* _Objective_
Print all of the data exactly.

* _Information provided_
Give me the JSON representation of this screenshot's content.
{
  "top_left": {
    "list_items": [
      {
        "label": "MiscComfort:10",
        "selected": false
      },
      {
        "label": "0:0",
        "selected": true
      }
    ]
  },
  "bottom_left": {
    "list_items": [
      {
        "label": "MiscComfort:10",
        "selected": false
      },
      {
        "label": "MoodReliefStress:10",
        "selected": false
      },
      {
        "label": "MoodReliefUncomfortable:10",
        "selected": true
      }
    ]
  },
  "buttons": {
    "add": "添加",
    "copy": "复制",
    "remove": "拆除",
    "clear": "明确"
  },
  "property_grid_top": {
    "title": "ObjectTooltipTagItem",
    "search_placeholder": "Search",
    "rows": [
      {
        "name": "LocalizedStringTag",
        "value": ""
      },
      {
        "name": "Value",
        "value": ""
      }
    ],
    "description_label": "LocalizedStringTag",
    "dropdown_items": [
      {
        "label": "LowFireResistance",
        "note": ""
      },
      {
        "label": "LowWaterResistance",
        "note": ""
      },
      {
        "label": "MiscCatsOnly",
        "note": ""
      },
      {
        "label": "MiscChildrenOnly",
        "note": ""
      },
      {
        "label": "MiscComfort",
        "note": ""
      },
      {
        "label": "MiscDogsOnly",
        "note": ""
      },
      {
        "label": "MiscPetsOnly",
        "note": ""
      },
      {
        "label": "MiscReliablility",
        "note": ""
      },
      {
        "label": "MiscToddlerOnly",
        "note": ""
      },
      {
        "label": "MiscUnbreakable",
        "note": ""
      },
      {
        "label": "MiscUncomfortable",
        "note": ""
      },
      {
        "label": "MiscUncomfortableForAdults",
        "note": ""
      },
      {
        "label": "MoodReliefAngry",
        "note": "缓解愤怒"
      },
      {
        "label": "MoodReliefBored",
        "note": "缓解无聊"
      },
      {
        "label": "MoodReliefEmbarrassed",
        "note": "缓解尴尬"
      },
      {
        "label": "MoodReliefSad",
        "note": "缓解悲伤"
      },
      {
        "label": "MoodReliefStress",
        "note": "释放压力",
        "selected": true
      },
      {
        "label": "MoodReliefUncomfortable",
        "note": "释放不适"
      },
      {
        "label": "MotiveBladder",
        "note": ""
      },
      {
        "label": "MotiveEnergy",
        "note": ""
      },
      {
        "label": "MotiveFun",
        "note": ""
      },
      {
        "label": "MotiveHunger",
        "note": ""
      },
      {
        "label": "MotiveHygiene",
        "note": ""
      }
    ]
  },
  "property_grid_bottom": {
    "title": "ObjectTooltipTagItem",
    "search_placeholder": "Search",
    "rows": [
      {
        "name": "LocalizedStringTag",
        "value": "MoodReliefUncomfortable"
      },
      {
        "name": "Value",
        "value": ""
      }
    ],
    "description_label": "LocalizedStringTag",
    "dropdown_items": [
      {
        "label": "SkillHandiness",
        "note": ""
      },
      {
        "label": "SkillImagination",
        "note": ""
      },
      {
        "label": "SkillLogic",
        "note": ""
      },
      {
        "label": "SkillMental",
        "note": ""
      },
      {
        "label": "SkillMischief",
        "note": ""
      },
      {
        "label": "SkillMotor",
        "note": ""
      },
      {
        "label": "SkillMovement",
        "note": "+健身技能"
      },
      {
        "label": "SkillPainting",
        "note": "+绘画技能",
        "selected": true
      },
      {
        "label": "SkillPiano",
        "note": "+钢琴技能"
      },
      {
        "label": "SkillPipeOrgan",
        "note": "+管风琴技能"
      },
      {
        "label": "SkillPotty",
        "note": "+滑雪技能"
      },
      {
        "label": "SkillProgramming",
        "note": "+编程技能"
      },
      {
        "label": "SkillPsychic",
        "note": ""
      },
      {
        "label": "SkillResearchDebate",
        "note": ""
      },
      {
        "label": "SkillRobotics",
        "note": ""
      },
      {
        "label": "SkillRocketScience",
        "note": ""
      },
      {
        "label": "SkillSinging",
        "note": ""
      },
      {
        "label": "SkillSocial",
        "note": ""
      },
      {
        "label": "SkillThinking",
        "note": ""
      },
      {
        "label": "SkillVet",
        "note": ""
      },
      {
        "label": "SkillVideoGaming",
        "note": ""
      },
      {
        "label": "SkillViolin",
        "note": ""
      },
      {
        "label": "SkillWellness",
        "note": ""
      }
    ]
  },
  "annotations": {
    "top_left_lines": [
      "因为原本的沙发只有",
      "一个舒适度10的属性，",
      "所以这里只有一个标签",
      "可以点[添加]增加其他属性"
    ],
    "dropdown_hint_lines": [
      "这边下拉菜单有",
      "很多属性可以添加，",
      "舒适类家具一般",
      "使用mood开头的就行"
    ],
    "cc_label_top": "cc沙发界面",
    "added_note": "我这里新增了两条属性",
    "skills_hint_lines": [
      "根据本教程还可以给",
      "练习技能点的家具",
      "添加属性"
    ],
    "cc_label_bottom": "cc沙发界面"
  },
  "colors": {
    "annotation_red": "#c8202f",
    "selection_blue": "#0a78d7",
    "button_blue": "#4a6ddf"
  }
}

* _The answer_
Give me the JSON representation of this screenshot's content.
{
  "top_left": {
    "list_items": [
      {
        "label": "MiscComfort:10",
        "selected": false
      },
      {
        "label": "0:0",
        "selected": true
      }
    ]
  },
  "bottom_left": {
    "list_items": [
      {
        "label": "MiscComfort:10",
        "selected": false
      },
      {
        "label": "MoodReliefStress:10",
        "selected": false
      },
      {
        "label": "MoodReliefUncomfortable:10",
        "selected": true
      }
    ]
  },
  "buttons": {
    "add": "添加",
    "copy": "复制",
    "remove": "拆除",
    "clear": "明确"
  },
  "property_grid_top": {
    "title": "ObjectTooltipTagItem",
    "search_placeholder": "Search",
    "rows": [
      {
        "name": "LocalizedStringTag",
        "value": ""
      },
      {
        "name": "Value",
        "value": ""
      }
    ],
    "description_label": "LocalizedStringTag",
    "dropdown_items": [
      {
        "label": "LowFireResistance",
        "note": ""
      },
      {
        "label": "LowWaterResistance",
        "note": ""
      },
      {
        "label": "MiscCatsOnly",
        "note": ""
      },
      {
        "label": "MiscChildrenOnly",
        "note": ""
      },
      {
        "label": "MiscComfort",
        "note": ""
      },
      {
        "label": "MiscDogsOnly",
        "note": ""
      },
      {
        "label": "MiscPetsOnly",
        "note": ""
      },
      {
        "label": "MiscReliablility",
        "note": ""
      },
      {
        "label": "MiscToddlerOnly",
        "note": ""
      },
      {
        "label": "MiscUnbreakable",
        "note": ""
      },
      {
        "label": "MiscUncomfortable",
        "note": ""
      },
      {
        "label": "MiscUncomfortableForAdults",
        "note": ""
      },
      {
        "label": "MoodReliefAngry",
        "note": "缓解愤怒"
      },
      {
        "label": "MoodReliefBored",
        "note": "缓解无聊"
      },
      {
        "label": "MoodReliefEmbarrassed",
        "note": "缓解尴尬"
      },
      {
        "label": "MoodReliefSad",
        "note": "缓解悲伤"
      },
      {
        "label": "MoodReliefStress",
        "note": "释放压力",
        "selected": true
      },
      {
        "label": "MoodReliefUncomfortable",
        "note": "释放不适"
      },
      {
        "label": "MotiveBladder",
        "note": ""
      },
      {
        "label": "MotiveEnergy",
        "note": ""
      },
      {
        "label": "MotiveFun",
        "note": ""
      },
      {
        "label": "MotiveHunger",
        "note": ""
      },
      {
        "label": "MotiveHygiene",
        "note": ""
      }
    ]
  },
  "property_grid_bottom": {
    "title": "ObjectTooltipTagItem",
    "search_placeholder": "Search",
    "rows": [
      {
        "name": "LocalizedStringTag",
        "value": "MoodReliefUncomfortable"
      },
      {
        "name": "Value",
        "value": ""
      }
    ],
    "description_label": "LocalizedStringTag",
    "dropdown_items": [
      {
        "label": "SkillHandiness",
        "note": ""
      },
      {
        "label": "SkillImagination",
        "note": ""
      },
      {
        "label": "SkillLogic",
        "note": ""
      },
      {
        "label": "SkillMental",
        "note": ""
      },
      {
        "label": "SkillMischief",
        "note": ""
      },
      {
        "label": "SkillMotor",
        "note": ""
      },
      {
        "label": "SkillMovement",
        "note": "+健身技能"
      },
      {
        "label": "SkillPainting",
        "note": "+绘画技能",
        "selected": true
      },
      {
        "label": "SkillPiano",
        "note": "+钢琴技能"
      },
      {
        "label": "SkillPipeOrgan",
        "note": "+管风琴技能"
      },
      {
        "label": "SkillPotty",
        "note": "+滑雪技能"
      },
      {
        "label": "SkillProgramming",
        "note": "+编程技能"
      },
      {
        "label": "SkillPsychic",
        "note": ""
      },
      {
        "label": "SkillResearchDebate",
        "note": ""
      },
      {
        "label": "SkillRobotics",
        "note": ""
      },
      {
        "label": "SkillRocketScience",
        "note": ""
      },
      {
        "label": "SkillSinging",
        "note": ""
      },
      {
        "label": "SkillSocial",
        "note": ""
      },
      {
        "label": "SkillThinking",
        "note": ""
      },
      {
        "label": "SkillVet",
        "note": ""
      },
      {
        "label": "SkillVideoGaming",
        "note": ""
      },
      {
        "label": "SkillViolin",
        "note": ""
      },
      {
        "label": "SkillWellness",
        "note": ""
      }
    ]
  },
  "annotations": {
    "top_left_lines": [
      "因为原本的沙发只有",
      "一个舒适度10的属性，",
      "所以这里只有一个标签",
      "可以点[添加]增加其他属性"
    ],
    "dropdown_hint_lines": [
      "这边下拉菜单有",
      "很多属性可以添加，",
      "舒适类家具一般",
      "使用mood开头的就行"
    ],
    "cc_label_top": "cc沙发界面",
    "added_note": "我这里新增了两条属性",
    "skills_hint_lines": [
      "根据本教程还可以给",
      "练习技能点的家具",
      "添加属性"
    ],
    "cc_label_bottom": "cc沙发界面"
  },
  "colors": {
    "annotation_red": "#c8202f",
    "selection_blue": "#0a78d7",
    "button_blue": "#4a6ddf"
  }
}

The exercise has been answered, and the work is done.